# Exercise details
Write out the whole listing word for word.

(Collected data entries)
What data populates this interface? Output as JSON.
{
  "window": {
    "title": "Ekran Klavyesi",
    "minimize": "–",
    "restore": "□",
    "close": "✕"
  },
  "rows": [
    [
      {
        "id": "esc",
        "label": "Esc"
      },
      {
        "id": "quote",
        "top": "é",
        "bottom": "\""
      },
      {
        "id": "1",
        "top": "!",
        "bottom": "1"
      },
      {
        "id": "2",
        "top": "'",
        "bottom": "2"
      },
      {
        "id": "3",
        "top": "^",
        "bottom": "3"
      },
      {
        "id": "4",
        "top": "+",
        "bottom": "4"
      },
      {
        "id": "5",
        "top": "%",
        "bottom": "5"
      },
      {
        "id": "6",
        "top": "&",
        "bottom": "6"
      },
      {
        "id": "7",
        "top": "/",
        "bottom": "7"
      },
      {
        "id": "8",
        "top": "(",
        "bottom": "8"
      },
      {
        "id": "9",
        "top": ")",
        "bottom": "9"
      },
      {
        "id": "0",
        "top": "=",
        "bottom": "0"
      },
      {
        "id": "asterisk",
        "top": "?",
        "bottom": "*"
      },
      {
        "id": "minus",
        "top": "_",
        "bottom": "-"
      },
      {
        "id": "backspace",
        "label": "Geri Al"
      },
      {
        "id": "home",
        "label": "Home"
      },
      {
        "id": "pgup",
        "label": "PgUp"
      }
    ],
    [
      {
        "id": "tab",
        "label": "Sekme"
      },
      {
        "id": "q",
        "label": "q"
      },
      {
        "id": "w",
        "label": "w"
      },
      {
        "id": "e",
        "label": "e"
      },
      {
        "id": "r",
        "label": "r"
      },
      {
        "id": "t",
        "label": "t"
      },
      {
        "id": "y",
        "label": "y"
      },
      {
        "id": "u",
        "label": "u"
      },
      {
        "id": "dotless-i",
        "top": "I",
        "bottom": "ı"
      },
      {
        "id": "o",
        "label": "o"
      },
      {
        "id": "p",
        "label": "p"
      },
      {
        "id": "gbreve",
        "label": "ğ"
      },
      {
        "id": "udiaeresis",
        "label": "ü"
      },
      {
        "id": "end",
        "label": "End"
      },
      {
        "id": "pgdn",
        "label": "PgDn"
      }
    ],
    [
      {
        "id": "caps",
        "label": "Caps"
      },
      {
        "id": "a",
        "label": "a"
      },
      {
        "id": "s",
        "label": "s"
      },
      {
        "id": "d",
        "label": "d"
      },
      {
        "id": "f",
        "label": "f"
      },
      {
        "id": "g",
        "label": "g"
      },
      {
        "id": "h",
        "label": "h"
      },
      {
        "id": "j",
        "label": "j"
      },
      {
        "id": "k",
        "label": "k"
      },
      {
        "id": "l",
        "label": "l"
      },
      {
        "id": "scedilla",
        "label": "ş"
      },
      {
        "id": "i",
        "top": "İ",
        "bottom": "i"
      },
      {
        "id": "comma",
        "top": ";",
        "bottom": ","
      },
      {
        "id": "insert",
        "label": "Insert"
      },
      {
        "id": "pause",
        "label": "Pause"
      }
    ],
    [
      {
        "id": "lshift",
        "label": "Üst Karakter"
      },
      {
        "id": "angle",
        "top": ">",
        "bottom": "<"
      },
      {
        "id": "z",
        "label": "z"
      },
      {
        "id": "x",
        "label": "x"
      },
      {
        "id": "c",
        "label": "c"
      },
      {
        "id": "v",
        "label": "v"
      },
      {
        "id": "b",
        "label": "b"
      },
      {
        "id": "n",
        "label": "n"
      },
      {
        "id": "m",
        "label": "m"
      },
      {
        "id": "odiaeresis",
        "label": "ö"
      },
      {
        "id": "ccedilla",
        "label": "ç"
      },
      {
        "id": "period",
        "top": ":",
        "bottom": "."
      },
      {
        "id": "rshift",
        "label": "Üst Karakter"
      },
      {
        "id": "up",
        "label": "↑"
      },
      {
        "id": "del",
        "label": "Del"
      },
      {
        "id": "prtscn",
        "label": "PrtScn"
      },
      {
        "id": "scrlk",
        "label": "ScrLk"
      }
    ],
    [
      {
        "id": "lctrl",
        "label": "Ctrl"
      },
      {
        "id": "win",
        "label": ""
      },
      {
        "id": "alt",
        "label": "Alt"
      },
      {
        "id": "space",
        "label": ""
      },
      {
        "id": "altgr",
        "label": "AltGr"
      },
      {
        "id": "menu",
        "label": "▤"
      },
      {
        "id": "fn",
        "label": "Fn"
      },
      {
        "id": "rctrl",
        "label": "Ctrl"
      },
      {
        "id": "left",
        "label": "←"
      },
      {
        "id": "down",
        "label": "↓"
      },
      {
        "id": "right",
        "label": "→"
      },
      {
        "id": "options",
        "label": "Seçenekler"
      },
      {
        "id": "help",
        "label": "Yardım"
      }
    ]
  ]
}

# Result of the task
What data populates this interface? Output as JSON.
{
  "window": {
    "title": "Ekran Klavyesi",
    "minimize": "–",
    "restore": "□",
    "close": "✕"
  },
  "rows": [
    [
      {
        "id": "esc",
        "label": "Esc"
      },
      {
        "id": "quote",
        "top": "é",
        "bottom": "\""
      },
      {
        "id": "1",
        "top": "!",
        "bottom": "1"
      },
      {
        "id": "2",
        "top": "'",
        "bottom": "2"
      },
      {
        "id": "3",
        "top": "^",
        "bottom": "3"
      },
      {
        "id": "4",
        "top": "+",
        "bottom": "4"
      },
      {
        "id": "5",
        "top": "%",
        "bottom": "5"
      },
      {
        "id": "6",
        "top": "&",
        "bottom": "6"
      },
      {
        "id": "7",
        "top": "/",
        "bottom": "7"
      },
      {
        "id": "8",
        "top": "(",
        "bottom": "8"
      },
      {
        "id": "9",
        "top": ")",
        "bottom": "9"
      },
      {
        "id": "0",
        "top": "=",
        "bottom": "0"
      },
      {
        "id": "asterisk",
        "top": "?",
        "bottom": "*"
      },
      {
        "id": "minus",
        "top": "_",
        "bottom": "-"
      },
      {
        "id": "backspace",
        "label": "Geri Al"
      },
      {
        "id": "home",
        "label": "Home"
      },
      {
        "id": "pgup",
        "label": "PgUp"
      }
    ],
    [
      {
        "id": "tab",
        "label": "Sekme"
      },
      {
        "id": "q",
        "label": "q"
      },
      {
        "id": "w",
        "label": "w"
      },
      {
        "id": "e",
        "label": "e"
      },
      {
        "id": "r",
        "label": "r"
      },
      {
        "id": "t",
        "label": "t"
      },
      {
        "id": "y",
        "label": "y"
      },
      {
        "id": "u",
        "label": "u"
      },
      {
        "id": "dotless-i",
        "top": "I",
        "bottom": "ı"
      },
      {
        "id": "o",
        "label": "o"
      },
      {
        "id": "p",
        "label": "p"
      },
      {
        "id": "gbreve",
        "label": "ğ"
      },
      {
        "id": "udiaeresis",
        "label": "ü"
      },
      {
        "id": "end",
        "label": "End"
      },
      {
        "id": "pgdn",
        "label": "PgDn"
      }
    ],
    [
      {
        "id": "caps",
        "label": "Caps"
      },
      {
        "id": "a",
        "label": "a"
      },
      {
        "id": "s",
        "label": "s"
      },
      {
        "id": "d",
        "label": "d"
      },
      {
        "id": "f",
        "label": "f"
      },
      {
        "id": "g",
        "label": "g"
      },
      {
        "id": "h",
        "label": "h"
      },
      {
        "id": "j",
        "label": "j"
      },
      {
        "id": "k",
        "label": "k"
      },
      {
        "id": "l",
        "label": "l"
      },
      {
        "id": "scedilla",
        "label": "ş"
      },
      {
        "id": "i",
        "top": "İ",
        "bottom": "i"
      },
      {
        "id": "comma",
        "top": ";",
        "bottom": ","
      },
      {
        "id": "insert",
        "label": "Insert"
      },
      {
        "id": "pause",
        "label": "Pause"
      }
    ],
    [
      {
        "id": "lshift",
        "label": "Üst Karakter"
      },
      {
        "id": "angle",
        "top": ">",
        "bottom": "<"
      },
      {
        "id": "z",
        "label": "z"
      },
      {
        "id": "x",
        "label": "x"
      },
      {
        "id": "c",
        "label": "c"
      },
      {
        "id": "v",
        "label": "v"
      },
      {
        "id": "b",
        "label": "b"
      },
      {
        "id": "n",
        "label": "n"
      },
      {
        "id": "m",
        "label": "m"
      },
      {
        "id": "odiaeresis",
        "label": "ö"
      },
      {
        "id": "ccedilla",
        "label": "ç"
      },
      {
        "id": "period",
        "top": ":",
        "bottom": "."
      },
      {
        "id": "rshift",
        "label": "Üst Karakter"
      },
      {
        "id": "up",
        "label": "↑"
      },
      {
        "id": "del",
        "label": "Del"
      },
      {
        "id": "prtscn",
        "label": "PrtScn"
      },
      {
        "id": "scrlk",
        "label": "ScrLk"
      }
    ],
    [
      {
        "id": "lctrl",
        "label": "Ctrl"
      },
      {
        "id": "win",
        "label": ""
      },
      {
        "id": "alt",
        "label": "Alt"
      },
      {
        "id": "space",
        "label": ""
      },
      {
        "id": "altgr",
        "label": "AltGr"
      },
      {
        "id": "menu",
        "label": "▤"
      },
      {
        "id": "fn",
        "label": "Fn"
      },
      {
        "id": "rctrl",
        "label": "Ctrl"
      },
      {
        "id": "left",
        "label": "←"
      },
      {
        "id": "down",
        "label": "↓"
      },
      {
        "id": "right",
        "label": "→"
      },
      {
        "id": "options",
        "label": "Seçenekler"
      },
      {
        "id": "help",
        "label": "Yardım"
      }
    ]
  ]
}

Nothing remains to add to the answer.